__Aim of the exercise__. Give only the number of lines that contain the word "Delivery".

** Start of Extracted material **

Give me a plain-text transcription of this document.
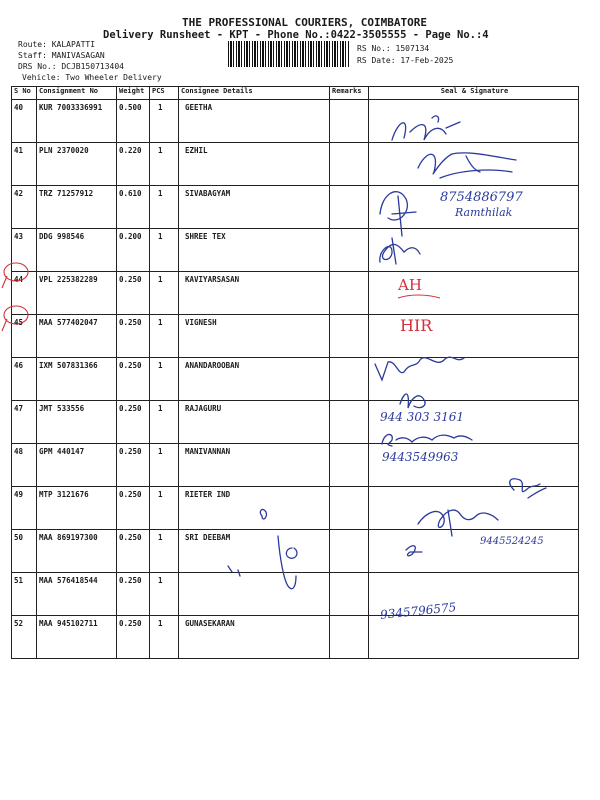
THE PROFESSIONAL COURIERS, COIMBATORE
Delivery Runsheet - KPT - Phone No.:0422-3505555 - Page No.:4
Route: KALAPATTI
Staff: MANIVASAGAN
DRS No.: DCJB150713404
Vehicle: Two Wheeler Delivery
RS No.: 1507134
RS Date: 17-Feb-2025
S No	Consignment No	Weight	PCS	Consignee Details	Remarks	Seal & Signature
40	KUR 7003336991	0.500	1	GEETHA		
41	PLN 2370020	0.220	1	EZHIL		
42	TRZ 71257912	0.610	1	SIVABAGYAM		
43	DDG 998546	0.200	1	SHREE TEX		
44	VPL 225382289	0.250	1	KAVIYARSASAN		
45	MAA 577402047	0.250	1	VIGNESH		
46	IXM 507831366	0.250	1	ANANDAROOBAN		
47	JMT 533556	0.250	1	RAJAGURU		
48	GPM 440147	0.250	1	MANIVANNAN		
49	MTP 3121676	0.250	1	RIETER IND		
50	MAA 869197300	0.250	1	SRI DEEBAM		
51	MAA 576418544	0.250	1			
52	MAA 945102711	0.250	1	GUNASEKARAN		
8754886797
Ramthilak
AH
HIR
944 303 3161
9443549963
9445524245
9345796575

** End of Extracted material **

__Written response__. 2